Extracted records
◇ ◇ ◇ ◇
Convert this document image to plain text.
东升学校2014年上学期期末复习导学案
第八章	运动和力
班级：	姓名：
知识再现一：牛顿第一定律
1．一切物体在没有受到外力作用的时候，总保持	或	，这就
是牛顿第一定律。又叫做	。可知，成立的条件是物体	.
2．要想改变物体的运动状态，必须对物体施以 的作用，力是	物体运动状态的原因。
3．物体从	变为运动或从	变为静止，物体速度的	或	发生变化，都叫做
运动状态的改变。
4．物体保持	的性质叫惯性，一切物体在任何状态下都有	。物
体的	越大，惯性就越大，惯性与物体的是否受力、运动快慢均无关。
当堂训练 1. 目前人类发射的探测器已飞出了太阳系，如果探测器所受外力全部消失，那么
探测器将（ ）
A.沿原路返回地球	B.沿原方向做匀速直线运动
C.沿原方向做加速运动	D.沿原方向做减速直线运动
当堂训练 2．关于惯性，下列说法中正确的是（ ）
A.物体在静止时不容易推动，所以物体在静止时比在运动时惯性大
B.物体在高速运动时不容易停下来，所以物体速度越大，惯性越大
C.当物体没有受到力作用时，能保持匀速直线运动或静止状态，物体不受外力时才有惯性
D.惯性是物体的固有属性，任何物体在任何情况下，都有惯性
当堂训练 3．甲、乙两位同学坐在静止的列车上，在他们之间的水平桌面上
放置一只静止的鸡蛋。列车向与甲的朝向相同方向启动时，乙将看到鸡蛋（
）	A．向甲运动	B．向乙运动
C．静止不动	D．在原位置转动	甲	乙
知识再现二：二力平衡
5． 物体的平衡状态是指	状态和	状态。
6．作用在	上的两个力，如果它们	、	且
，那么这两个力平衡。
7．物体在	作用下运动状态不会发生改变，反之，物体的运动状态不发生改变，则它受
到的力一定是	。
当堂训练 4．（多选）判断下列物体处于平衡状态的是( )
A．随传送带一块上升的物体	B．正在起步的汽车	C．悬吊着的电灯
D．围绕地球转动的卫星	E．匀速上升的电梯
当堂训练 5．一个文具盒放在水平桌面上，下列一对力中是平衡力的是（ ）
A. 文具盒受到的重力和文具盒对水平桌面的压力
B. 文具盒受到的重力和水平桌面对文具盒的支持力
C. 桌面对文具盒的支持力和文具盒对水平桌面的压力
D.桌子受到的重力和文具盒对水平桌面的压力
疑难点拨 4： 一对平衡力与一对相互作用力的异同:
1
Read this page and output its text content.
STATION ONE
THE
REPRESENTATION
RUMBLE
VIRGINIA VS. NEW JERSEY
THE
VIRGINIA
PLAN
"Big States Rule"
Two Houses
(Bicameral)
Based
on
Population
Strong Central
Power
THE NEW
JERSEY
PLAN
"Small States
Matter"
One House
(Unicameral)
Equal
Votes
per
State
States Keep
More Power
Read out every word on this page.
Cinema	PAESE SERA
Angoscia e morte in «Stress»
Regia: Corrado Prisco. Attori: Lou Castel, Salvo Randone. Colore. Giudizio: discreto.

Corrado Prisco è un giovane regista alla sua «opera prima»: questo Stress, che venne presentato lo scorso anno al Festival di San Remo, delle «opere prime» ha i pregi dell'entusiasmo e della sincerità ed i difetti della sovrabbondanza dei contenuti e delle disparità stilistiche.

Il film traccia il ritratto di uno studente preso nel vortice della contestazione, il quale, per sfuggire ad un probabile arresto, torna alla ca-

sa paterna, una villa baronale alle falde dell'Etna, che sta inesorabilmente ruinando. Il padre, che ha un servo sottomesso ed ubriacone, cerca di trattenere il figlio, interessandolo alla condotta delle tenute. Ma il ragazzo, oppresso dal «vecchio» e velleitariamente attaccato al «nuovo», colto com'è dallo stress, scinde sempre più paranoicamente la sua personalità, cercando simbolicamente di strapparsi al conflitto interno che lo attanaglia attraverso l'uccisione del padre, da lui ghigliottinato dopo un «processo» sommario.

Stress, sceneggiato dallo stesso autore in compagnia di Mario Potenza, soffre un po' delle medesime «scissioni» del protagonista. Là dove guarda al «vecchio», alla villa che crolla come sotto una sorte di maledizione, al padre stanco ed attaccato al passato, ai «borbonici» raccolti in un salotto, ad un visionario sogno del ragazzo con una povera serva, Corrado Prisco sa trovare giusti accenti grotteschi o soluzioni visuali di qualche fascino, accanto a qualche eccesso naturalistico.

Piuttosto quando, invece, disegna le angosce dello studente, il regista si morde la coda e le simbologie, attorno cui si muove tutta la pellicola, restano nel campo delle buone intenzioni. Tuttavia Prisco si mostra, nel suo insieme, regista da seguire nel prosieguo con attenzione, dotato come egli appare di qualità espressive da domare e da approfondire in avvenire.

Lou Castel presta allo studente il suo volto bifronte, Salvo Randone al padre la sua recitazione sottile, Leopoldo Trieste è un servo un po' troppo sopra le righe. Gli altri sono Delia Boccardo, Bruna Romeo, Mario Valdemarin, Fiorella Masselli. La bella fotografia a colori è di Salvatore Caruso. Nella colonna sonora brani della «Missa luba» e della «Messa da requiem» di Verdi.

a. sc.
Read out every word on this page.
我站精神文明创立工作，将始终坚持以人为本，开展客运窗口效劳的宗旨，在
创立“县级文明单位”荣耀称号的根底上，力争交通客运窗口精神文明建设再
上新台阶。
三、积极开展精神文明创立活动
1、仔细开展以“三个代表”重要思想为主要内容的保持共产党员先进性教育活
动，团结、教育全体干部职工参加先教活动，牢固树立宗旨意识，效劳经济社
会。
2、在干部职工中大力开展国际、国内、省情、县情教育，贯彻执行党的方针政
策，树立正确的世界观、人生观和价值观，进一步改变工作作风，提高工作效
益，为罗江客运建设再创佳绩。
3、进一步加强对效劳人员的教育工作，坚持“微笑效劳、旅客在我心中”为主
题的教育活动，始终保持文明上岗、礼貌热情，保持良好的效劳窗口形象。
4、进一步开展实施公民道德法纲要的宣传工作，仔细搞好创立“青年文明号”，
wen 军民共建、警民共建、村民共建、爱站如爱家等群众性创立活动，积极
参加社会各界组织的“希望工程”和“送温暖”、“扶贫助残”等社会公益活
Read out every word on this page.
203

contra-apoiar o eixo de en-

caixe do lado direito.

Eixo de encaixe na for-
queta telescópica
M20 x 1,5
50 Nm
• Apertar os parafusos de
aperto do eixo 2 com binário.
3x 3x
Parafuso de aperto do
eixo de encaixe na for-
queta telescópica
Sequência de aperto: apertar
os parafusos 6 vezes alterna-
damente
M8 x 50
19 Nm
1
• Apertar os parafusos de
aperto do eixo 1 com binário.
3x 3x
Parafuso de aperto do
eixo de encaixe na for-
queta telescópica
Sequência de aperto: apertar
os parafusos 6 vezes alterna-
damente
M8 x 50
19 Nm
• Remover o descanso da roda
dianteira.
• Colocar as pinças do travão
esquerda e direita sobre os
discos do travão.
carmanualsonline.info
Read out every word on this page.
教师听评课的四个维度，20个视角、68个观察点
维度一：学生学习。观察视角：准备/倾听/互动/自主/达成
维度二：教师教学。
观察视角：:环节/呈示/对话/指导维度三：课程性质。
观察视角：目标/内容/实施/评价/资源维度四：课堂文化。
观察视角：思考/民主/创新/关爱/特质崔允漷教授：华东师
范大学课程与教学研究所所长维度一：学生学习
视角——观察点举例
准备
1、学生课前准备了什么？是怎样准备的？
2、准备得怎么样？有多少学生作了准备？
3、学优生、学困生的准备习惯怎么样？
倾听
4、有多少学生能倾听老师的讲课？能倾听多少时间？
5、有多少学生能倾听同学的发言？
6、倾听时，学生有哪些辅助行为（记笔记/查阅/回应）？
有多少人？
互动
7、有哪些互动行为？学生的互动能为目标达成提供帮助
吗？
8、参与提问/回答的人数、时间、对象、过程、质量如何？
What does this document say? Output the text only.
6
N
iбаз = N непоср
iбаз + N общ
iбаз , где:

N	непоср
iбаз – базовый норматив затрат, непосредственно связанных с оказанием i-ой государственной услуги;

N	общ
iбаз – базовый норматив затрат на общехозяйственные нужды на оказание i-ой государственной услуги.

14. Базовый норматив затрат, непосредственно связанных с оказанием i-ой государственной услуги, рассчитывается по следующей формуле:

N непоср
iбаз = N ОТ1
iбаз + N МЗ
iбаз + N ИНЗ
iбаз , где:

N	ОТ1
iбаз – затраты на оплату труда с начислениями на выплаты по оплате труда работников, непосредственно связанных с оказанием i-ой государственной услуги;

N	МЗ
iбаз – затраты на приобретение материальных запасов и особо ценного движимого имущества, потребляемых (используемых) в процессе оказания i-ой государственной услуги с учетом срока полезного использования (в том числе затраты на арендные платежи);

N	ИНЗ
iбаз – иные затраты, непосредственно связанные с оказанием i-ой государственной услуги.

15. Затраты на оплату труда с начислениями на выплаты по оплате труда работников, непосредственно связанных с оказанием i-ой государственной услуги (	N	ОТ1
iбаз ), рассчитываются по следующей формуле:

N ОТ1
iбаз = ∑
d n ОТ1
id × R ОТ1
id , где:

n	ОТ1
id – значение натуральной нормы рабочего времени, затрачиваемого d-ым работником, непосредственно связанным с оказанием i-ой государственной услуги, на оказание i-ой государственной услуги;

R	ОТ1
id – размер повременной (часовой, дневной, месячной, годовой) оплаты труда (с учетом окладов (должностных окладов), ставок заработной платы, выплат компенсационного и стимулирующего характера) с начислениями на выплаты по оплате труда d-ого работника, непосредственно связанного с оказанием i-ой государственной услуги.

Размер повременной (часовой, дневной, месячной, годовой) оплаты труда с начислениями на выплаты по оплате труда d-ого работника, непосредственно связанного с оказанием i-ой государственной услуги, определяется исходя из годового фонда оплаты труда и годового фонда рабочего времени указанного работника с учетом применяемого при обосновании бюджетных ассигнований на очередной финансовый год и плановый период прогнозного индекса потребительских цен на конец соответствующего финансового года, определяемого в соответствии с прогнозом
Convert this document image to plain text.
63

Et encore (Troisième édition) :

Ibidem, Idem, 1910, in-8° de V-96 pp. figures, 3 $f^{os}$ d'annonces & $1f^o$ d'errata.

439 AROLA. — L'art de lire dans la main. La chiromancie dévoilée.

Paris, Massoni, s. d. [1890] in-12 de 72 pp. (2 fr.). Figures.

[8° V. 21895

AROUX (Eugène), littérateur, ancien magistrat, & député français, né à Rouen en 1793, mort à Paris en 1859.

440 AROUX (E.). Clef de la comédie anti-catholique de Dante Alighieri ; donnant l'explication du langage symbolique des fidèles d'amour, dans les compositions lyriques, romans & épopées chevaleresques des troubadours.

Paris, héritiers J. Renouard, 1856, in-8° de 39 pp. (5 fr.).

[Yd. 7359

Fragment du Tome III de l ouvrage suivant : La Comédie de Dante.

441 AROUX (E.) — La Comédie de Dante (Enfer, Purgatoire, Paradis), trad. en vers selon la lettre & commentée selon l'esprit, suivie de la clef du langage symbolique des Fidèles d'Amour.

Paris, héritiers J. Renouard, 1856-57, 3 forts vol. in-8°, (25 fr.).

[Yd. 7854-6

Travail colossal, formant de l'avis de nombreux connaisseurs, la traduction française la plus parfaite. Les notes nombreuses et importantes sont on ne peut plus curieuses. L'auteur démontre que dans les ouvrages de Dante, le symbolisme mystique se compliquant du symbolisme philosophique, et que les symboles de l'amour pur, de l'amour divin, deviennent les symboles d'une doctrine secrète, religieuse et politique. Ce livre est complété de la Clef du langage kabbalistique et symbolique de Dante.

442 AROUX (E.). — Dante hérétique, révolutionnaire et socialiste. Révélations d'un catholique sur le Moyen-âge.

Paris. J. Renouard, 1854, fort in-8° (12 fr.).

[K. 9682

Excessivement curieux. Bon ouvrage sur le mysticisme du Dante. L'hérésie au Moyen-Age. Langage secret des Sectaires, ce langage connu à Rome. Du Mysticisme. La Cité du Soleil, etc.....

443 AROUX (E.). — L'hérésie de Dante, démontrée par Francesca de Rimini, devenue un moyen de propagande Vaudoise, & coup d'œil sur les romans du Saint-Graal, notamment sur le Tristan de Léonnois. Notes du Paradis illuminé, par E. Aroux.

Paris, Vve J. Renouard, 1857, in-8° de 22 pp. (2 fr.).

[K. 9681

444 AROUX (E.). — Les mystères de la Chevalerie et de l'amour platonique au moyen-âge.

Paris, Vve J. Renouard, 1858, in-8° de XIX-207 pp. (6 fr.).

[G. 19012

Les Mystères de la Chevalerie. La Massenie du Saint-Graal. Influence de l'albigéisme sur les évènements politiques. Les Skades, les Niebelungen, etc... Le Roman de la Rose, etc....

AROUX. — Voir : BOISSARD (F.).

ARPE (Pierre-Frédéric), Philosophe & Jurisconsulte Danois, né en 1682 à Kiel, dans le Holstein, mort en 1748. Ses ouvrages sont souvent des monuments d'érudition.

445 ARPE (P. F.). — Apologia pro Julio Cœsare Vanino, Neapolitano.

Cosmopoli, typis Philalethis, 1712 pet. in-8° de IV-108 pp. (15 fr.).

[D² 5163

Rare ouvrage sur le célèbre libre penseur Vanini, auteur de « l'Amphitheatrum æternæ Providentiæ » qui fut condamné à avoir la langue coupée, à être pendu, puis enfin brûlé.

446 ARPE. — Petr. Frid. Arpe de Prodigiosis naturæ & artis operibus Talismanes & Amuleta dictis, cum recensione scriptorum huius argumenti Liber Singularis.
◇ ◇ ◇ ◇
Copy out every line in the listing where the word "héritiers" appears.

> _ANSWER BELOW_:
Paris, héritiers J. Renouard, 1856, in-8° de 39 pp. (5 fr.).
Paris, héritiers J. Renouard, 1856-57, 3 forts vol. in-8°, (25 fr.).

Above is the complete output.